YOUR GOAL: Search the records for "color" and copy each line that holds it.
========================================
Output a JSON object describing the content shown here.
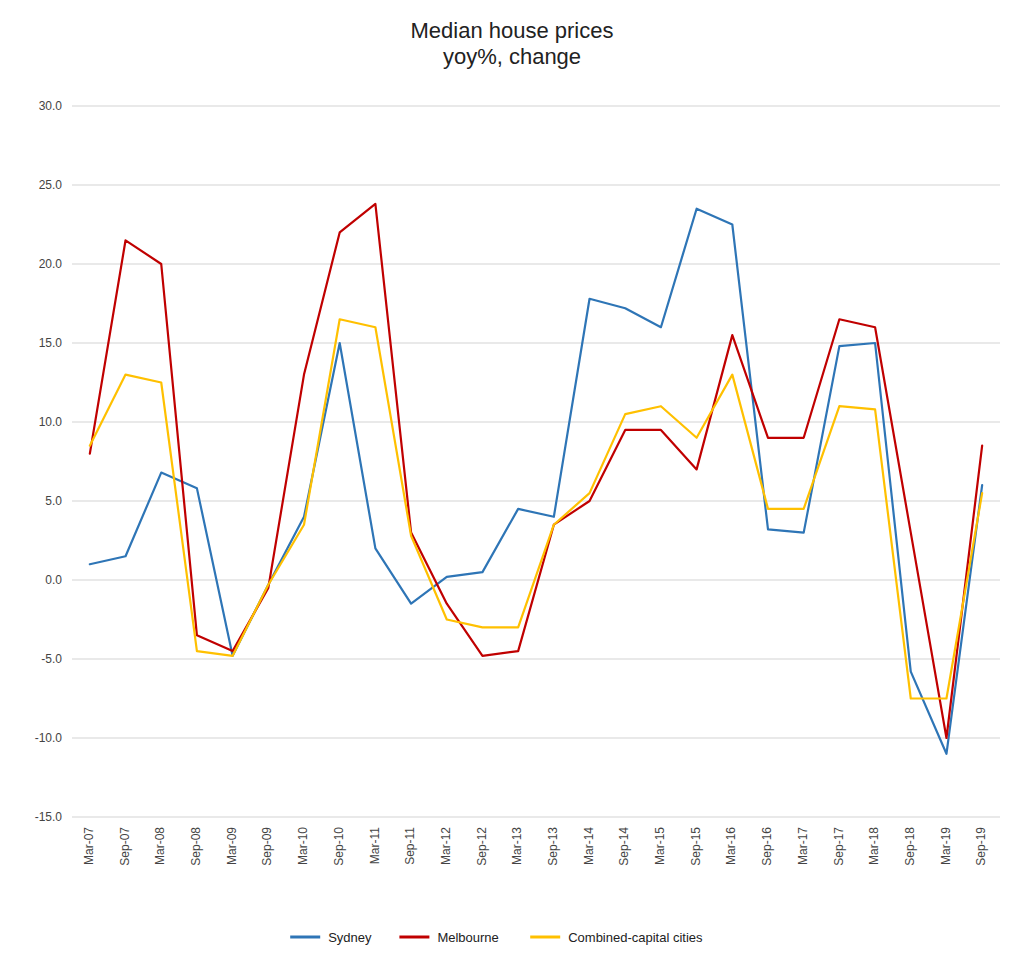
{
  "chart_data": {
    "type": "line",
    "title": "Median house prices\nyoy%, change",
    "categories": [
      "Mar-07",
      "Sep-07",
      "Mar-08",
      "Sep-08",
      "Mar-09",
      "Sep-09",
      "Mar-10",
      "Sep-10",
      "Mar-11",
      "Sep-11",
      "Mar-12",
      "Sep-12",
      "Mar-13",
      "Sep-13",
      "Mar-14",
      "Sep-14",
      "Mar-15",
      "Sep-15",
      "Mar-16",
      "Sep-16",
      "Mar-17",
      "Sep-17",
      "Mar-18",
      "Sep-18",
      "Mar-19",
      "Sep-19"
    ],
    "series": [
      {
        "name": "Sydney",
        "color": "#2E75B6",
        "values": [
          1.0,
          1.5,
          6.8,
          5.8,
          -4.8,
          -0.3,
          4.0,
          15.0,
          2.0,
          -1.5,
          0.2,
          0.5,
          4.5,
          4.0,
          17.8,
          17.2,
          16.0,
          23.5,
          22.5,
          3.2,
          3.0,
          14.8,
          15.0,
          -5.8,
          -11.0,
          6.0
        ]
      },
      {
        "name": "Melbourne",
        "color": "#C00000",
        "values": [
          8.0,
          21.5,
          20.0,
          -3.5,
          -4.5,
          -0.5,
          13.0,
          22.0,
          23.8,
          3.0,
          -1.5,
          -4.8,
          -4.5,
          3.5,
          5.0,
          9.5,
          9.5,
          7.0,
          15.5,
          9.0,
          9.0,
          16.5,
          16.0,
          3.0,
          -10.0,
          8.5
        ]
      },
      {
        "name": "Combined-capital cities",
        "color": "#FFC000",
        "values": [
          8.5,
          13.0,
          12.5,
          -4.5,
          -4.8,
          -0.3,
          3.5,
          16.5,
          16.0,
          2.8,
          -2.5,
          -3.0,
          -3.0,
          3.5,
          5.5,
          10.5,
          11.0,
          9.0,
          13.0,
          4.5,
          4.5,
          11.0,
          10.8,
          -7.5,
          -7.5,
          5.5
        ]
      }
    ],
    "ylim": [
      -15.0,
      30.0
    ],
    "yticks": [
      {
        "value": -15.0,
        "label": "-15.0"
      },
      {
        "value": -10.0,
        "label": "-10.0"
      },
      {
        "value": -5.0,
        "label": "-5.0"
      },
      {
        "value": 0.0,
        "label": "0.0"
      },
      {
        "value": 5.0,
        "label": "5.0"
      },
      {
        "value": 10.0,
        "label": "10.0"
      },
      {
        "value": 15.0,
        "label": "15.0"
      },
      {
        "value": 20.0,
        "label": "20.0"
      },
      {
        "value": 25.0,
        "label": "25.0"
      },
      {
        "value": 30.0,
        "label": "30.0"
      }
    ],
    "grid": true,
    "legend": "bottom"
  }
}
========================================
ANSWER TO THIS EXERCISE:
        "color": "#2E75B6",
        "color": "#C00000",
        "color": "#FFC000",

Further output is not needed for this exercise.